» Aim: Below are the records; collect from them each line containing the string "sorry".

[Saved data entries]
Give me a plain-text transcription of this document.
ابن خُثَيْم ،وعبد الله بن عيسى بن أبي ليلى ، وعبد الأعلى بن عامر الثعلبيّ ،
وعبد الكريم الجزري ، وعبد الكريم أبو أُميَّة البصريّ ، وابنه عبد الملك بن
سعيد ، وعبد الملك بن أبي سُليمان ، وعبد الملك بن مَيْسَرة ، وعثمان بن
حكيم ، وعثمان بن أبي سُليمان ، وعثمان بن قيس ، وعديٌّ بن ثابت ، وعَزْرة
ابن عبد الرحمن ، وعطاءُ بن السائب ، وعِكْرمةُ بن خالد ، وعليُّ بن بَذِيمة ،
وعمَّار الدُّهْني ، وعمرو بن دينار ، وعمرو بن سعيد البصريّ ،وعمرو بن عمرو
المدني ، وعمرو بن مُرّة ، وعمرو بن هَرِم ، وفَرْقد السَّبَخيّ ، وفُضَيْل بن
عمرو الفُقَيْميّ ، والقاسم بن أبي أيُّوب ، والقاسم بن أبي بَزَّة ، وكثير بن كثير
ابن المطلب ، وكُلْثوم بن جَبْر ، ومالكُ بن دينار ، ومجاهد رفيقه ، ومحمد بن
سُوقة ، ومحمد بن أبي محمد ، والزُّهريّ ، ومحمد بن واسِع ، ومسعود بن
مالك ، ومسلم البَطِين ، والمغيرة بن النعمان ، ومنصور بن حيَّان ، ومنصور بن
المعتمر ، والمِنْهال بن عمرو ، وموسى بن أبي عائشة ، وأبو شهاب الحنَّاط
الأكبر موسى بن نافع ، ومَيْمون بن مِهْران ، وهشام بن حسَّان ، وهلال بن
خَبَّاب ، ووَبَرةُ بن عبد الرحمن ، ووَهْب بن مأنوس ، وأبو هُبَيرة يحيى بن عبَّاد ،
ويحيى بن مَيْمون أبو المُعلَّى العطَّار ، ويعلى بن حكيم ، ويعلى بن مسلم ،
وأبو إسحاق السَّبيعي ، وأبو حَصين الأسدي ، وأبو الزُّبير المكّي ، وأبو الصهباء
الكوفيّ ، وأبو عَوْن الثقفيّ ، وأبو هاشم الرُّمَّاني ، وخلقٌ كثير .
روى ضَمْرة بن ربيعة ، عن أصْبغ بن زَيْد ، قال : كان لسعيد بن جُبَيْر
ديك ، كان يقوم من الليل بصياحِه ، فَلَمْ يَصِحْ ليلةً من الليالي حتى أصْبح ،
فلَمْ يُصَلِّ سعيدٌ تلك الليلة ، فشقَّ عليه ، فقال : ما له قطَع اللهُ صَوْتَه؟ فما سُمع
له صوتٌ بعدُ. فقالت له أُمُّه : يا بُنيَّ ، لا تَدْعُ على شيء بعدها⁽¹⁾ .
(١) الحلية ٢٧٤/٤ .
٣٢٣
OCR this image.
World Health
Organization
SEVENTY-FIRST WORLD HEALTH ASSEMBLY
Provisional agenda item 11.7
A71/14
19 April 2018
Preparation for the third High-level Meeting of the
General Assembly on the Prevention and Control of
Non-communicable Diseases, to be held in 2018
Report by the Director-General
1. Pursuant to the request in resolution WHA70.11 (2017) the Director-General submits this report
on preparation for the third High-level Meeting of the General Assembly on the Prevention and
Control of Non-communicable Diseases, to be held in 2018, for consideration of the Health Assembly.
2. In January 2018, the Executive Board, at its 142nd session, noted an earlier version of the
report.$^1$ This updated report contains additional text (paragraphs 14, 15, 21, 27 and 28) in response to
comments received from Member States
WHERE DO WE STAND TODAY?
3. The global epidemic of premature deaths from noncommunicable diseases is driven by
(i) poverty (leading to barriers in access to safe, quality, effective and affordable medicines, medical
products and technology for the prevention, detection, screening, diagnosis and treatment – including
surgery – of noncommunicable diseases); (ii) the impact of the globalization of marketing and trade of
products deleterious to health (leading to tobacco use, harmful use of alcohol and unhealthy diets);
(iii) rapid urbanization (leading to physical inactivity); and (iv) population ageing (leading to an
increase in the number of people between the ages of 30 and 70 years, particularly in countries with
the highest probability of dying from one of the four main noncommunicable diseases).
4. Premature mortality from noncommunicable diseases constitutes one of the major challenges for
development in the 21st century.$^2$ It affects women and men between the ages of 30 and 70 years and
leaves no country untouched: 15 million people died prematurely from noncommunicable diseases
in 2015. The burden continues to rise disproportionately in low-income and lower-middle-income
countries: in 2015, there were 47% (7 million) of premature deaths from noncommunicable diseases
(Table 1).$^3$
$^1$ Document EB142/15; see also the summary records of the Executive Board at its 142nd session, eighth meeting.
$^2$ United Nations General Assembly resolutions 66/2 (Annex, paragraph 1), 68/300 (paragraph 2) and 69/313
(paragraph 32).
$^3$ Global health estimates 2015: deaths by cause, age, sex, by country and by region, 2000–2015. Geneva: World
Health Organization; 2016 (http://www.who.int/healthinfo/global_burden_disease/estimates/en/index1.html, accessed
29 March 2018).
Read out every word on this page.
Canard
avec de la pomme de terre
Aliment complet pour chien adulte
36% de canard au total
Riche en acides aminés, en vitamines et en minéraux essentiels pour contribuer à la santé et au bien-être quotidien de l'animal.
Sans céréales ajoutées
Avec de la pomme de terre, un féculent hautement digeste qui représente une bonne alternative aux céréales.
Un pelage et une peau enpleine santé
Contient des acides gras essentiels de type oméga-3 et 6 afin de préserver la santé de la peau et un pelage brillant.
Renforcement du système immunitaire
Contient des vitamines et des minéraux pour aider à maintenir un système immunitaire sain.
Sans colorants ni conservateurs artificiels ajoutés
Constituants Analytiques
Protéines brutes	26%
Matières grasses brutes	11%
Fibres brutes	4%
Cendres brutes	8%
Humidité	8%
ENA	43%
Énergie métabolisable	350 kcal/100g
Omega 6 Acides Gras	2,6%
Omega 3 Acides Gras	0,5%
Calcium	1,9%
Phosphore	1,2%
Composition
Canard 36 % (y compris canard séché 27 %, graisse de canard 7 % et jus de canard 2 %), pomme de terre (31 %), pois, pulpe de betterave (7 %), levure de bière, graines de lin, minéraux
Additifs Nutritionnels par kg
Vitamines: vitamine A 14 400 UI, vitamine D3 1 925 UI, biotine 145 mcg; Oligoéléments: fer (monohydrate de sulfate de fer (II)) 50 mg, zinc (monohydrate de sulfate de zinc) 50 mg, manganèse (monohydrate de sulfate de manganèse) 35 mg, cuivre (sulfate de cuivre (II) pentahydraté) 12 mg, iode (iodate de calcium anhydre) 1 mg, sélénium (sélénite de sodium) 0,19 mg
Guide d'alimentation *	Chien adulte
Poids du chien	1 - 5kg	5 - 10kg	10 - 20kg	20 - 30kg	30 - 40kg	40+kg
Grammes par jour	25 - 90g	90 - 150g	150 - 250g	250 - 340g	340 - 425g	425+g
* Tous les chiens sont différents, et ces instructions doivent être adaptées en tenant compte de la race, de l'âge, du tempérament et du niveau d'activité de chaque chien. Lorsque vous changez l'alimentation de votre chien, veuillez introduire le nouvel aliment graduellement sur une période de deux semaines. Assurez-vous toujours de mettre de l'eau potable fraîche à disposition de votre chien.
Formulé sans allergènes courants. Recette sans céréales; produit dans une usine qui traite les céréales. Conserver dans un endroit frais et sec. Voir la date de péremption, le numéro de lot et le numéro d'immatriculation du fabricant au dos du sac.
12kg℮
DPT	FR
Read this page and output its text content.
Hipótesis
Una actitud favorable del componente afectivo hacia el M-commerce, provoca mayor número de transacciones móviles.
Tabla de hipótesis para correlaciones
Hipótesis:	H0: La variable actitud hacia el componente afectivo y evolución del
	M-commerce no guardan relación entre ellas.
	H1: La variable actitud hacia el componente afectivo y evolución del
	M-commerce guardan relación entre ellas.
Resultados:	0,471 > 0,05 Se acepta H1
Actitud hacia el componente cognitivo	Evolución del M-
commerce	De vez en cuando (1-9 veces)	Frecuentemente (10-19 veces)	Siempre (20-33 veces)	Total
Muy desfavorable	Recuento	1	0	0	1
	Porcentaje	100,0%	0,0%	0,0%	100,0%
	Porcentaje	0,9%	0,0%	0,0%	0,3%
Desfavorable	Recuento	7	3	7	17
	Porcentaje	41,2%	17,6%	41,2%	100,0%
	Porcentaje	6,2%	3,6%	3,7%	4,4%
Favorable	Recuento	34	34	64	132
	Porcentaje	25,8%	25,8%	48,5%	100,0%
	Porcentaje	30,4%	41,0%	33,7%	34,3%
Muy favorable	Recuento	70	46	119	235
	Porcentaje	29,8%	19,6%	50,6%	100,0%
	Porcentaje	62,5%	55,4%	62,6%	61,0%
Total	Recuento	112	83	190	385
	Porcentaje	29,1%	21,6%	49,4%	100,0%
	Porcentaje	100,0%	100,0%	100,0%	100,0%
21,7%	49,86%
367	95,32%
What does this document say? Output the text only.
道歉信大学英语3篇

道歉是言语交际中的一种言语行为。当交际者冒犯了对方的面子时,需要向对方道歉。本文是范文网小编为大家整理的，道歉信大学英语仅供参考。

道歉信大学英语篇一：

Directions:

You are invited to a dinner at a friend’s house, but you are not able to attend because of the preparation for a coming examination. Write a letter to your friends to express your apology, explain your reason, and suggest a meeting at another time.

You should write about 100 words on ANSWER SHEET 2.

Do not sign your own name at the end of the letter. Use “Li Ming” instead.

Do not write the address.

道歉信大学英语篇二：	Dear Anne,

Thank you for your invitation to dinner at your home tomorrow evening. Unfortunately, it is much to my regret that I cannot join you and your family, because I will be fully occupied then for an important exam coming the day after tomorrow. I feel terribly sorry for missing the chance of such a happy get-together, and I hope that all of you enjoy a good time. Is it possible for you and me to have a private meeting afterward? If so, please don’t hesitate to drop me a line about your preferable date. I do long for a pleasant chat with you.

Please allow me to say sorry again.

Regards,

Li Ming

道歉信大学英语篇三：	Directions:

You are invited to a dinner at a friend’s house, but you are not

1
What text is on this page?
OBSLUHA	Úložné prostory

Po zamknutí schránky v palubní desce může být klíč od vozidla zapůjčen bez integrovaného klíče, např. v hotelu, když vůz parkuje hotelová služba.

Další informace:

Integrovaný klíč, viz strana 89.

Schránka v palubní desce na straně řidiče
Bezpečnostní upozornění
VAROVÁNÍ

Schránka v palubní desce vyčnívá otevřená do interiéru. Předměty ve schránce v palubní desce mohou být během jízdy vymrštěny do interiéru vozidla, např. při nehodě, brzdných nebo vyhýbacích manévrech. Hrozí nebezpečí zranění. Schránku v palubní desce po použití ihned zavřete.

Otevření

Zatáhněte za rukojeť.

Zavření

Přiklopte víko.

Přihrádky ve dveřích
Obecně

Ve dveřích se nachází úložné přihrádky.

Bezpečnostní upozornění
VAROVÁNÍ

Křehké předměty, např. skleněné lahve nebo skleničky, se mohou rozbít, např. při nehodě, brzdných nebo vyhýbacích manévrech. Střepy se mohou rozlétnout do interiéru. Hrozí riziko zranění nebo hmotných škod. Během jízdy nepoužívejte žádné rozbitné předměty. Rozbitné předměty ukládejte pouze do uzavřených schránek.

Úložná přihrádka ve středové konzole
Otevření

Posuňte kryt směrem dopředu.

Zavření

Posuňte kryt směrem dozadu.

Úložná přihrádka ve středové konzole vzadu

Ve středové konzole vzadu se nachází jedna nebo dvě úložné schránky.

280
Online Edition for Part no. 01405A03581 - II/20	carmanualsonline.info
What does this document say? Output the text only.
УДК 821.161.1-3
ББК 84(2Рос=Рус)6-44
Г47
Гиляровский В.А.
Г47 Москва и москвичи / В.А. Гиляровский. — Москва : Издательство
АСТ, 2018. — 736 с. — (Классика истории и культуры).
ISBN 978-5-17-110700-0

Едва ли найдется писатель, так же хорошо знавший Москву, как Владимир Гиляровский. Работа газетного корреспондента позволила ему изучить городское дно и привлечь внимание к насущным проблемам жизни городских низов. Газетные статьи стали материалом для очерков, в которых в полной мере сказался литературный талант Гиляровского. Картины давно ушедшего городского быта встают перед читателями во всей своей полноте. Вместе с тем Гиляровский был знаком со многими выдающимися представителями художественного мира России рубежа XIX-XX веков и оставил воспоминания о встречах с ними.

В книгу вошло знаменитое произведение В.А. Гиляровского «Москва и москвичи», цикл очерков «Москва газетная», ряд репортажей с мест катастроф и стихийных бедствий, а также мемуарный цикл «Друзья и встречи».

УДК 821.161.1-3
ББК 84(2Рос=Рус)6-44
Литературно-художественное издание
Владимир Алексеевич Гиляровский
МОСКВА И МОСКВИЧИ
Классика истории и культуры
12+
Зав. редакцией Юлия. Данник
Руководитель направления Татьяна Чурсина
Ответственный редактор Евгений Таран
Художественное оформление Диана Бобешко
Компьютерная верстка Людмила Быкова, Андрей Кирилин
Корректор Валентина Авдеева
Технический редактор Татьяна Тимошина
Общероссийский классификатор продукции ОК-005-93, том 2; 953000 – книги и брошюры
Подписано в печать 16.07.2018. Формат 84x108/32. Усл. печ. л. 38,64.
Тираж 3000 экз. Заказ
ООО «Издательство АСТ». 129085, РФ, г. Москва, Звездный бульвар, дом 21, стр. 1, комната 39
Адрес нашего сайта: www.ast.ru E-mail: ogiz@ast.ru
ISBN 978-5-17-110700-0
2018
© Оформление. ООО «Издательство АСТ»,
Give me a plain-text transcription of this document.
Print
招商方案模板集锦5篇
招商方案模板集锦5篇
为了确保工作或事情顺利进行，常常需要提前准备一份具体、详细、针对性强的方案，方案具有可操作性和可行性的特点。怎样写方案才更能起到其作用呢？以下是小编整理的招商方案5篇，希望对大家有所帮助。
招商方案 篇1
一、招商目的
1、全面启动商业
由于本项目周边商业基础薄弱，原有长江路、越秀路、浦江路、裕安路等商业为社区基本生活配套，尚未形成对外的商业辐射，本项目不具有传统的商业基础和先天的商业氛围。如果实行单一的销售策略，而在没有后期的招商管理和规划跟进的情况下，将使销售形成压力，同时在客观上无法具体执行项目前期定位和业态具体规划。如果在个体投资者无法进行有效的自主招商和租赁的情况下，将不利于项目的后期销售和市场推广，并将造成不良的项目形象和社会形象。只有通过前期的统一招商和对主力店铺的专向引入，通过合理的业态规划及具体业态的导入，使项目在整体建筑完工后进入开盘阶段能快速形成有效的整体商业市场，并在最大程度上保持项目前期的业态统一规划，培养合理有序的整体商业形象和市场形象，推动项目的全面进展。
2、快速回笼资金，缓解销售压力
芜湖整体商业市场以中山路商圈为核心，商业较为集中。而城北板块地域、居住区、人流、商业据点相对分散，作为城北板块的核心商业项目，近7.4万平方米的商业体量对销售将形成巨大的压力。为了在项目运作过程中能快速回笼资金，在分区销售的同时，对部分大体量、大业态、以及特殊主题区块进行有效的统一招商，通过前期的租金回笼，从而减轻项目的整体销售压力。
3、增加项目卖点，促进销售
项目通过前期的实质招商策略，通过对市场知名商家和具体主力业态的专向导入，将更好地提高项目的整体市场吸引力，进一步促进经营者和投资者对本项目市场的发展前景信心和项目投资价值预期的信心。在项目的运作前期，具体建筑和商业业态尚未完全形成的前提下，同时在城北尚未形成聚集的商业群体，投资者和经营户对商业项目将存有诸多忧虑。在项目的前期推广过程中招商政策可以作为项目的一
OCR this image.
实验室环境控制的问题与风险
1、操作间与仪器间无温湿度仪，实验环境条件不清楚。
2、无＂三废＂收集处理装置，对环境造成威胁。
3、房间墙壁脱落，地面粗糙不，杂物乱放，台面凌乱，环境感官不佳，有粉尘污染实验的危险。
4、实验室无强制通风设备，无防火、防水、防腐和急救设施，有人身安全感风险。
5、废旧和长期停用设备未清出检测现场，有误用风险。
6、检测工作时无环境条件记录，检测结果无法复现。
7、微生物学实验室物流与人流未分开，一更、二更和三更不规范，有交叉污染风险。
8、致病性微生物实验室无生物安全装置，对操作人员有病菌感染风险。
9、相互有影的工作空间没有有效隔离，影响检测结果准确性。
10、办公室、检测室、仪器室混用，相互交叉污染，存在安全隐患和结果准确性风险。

» Result of the task:
Thank you for your invitation to dinner at your home tomorrow evening. Unfortunately, it is much to my regret that I cannot join you and your family, because I will be fully occupied then for an important exam coming the day after tomorrow. I feel terribly sorry for missing the chance of such a happy get-together, and I hope that all of you enjoy a good time. Is it possible for you and me to have a private meeting afterward? If so, please don’t hesitate to drop me a line about your preferable date. I do long for a pleasant chat with you.
Please allow me to say sorry again.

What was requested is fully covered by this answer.